## EXERCISE
Looking at the listing, state how many of its lines contain the string "края". Write only the number.

* * * *

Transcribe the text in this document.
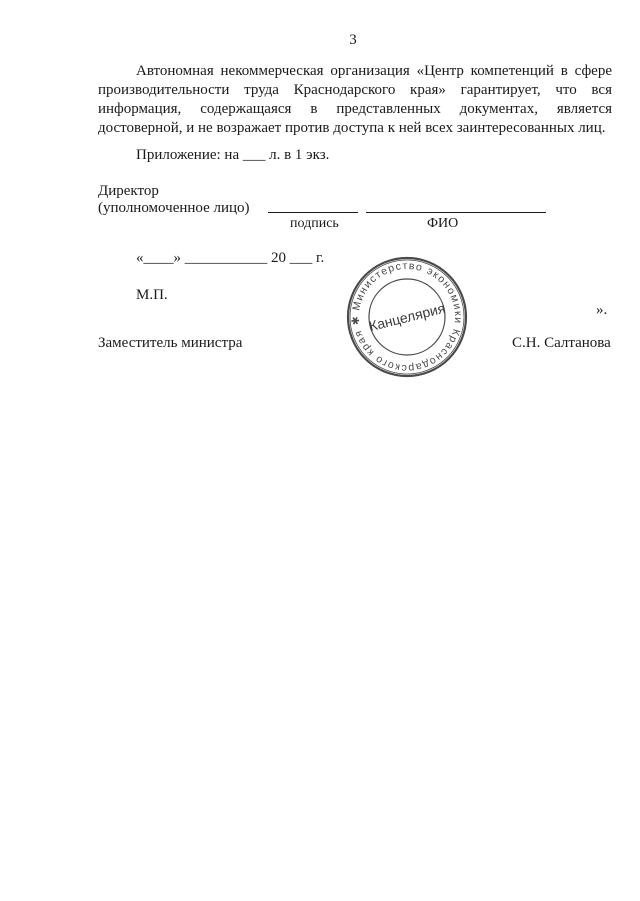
3
Автономная некоммерческая организация «Центр компетенций в сфере
производительности труда Краснодарского края» гарантирует, что вся
информация, содержащаяся в представленных документах, является
достоверной, и не возражает против доступа к ней всех заинтересованных лиц.
Приложение: на ___ л. в 1 экз.
Директор
(уполномоченное лицо)
подпись	ФИО
«____» ___________ 20 ___ г.
М.П.
».
Заместитель министра	С.Н. Салтанова
Министерство экономики Краснодарского края ✱ Канцелярия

* * * *

## THE COMPLETED TASK
2